◆ **Stored records**:
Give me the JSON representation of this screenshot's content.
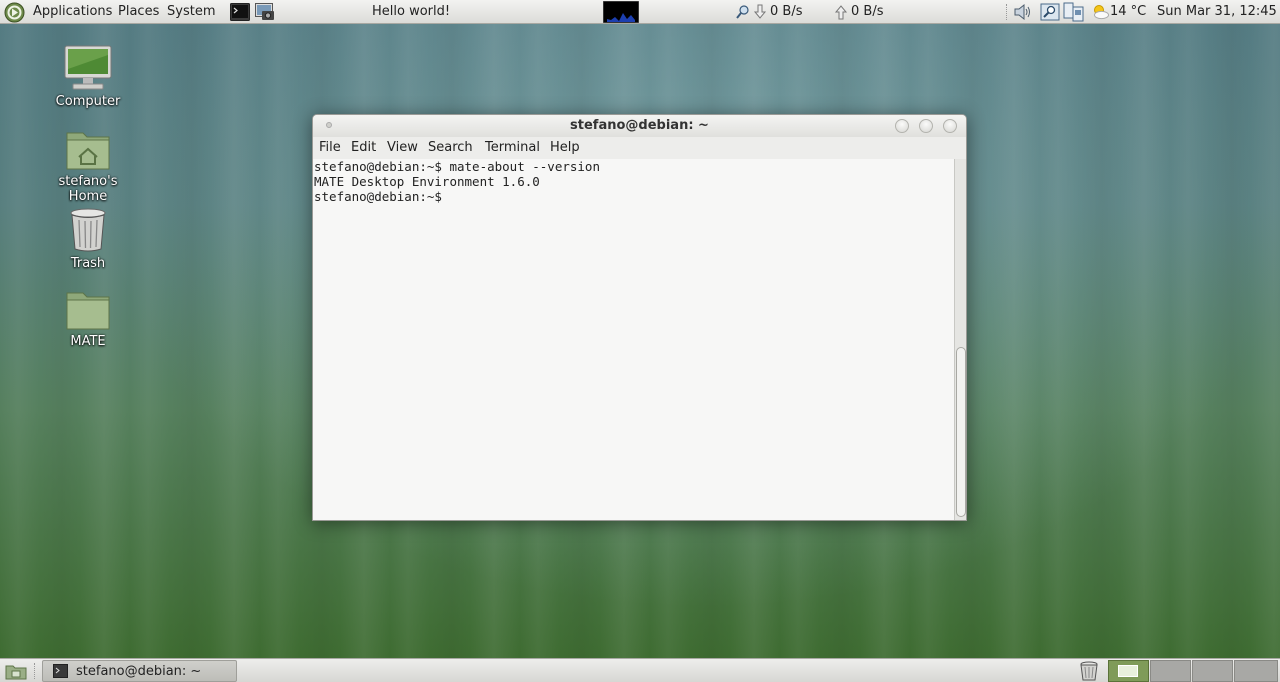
{
  "top_panel": {
    "menu": {
      "applications": "Applications",
      "places": "Places",
      "system": "System"
    },
    "title_text": "Hello world!",
    "net_down": "0 B/s",
    "net_up": "0 B/s",
    "weather": "14 °C",
    "clock": "Sun Mar 31, 12:45"
  },
  "desktop": {
    "icons": [
      {
        "label": "Computer",
        "icon": "computer-icon"
      },
      {
        "label": "stefano's Home",
        "icon": "home-folder-icon"
      },
      {
        "label": "Trash",
        "icon": "trash-icon"
      },
      {
        "label": "MATE",
        "icon": "folder-icon"
      }
    ]
  },
  "window": {
    "title": "stefano@debian: ~",
    "menu": [
      "File",
      "Edit",
      "View",
      "Search",
      "Terminal",
      "Help"
    ],
    "terminal_lines": [
      "stefano@debian:~$ mate-about --version",
      "MATE Desktop Environment 1.6.0",
      "stefano@debian:~$"
    ]
  },
  "bottom_panel": {
    "task_label": "stefano@debian: ~",
    "workspaces": 4,
    "active_workspace": 1
  },
  "colors": {
    "desktop_top": "#547b83",
    "desktop_bottom": "#3c6a2d",
    "panel": "#e8e8e5",
    "terminal_bg": "#f7f7f6"
  }
}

◆ **Set problem**: Quote the records in full and exactly; skip any image.

◆ **Written response**:
Give me the JSON representation of this screenshot's content.
{
  "top_panel": {
    "menu": {
      "applications": "Applications",
      "places": "Places",
      "system": "System"
    },
    "title_text": "Hello world!",
    "net_down": "0 B/s",
    "net_up": "0 B/s",
    "weather": "14 °C",
    "clock": "Sun Mar 31, 12:45"
  },
  "desktop": {
    "icons": [
      {
        "label": "Computer",
        "icon": "computer-icon"
      },
      {
        "label": "stefano's Home",
        "icon": "home-folder-icon"
      },
      {
        "label": "Trash",
        "icon": "trash-icon"
      },
      {
        "label": "MATE",
        "icon": "folder-icon"
      }
    ]
  },
  "window": {
    "title": "stefano@debian: ~",
    "menu": [
      "File",
      "Edit",
      "View",
      "Search",
      "Terminal",
      "Help"
    ],
    "terminal_lines": [
      "stefano@debian:~$ mate-about --version",
      "MATE Desktop Environment 1.6.0",
      "stefano@debian:~$"
    ]
  },
  "bottom_panel": {
    "task_label": "stefano@debian: ~",
    "workspaces": 4,
    "active_workspace": 1
  },
  "colors": {
    "desktop_top": "#547b83",
    "desktop_bottom": "#3c6a2d",
    "panel": "#e8e8e5",
    "terminal_bg": "#f7f7f6"
  }
}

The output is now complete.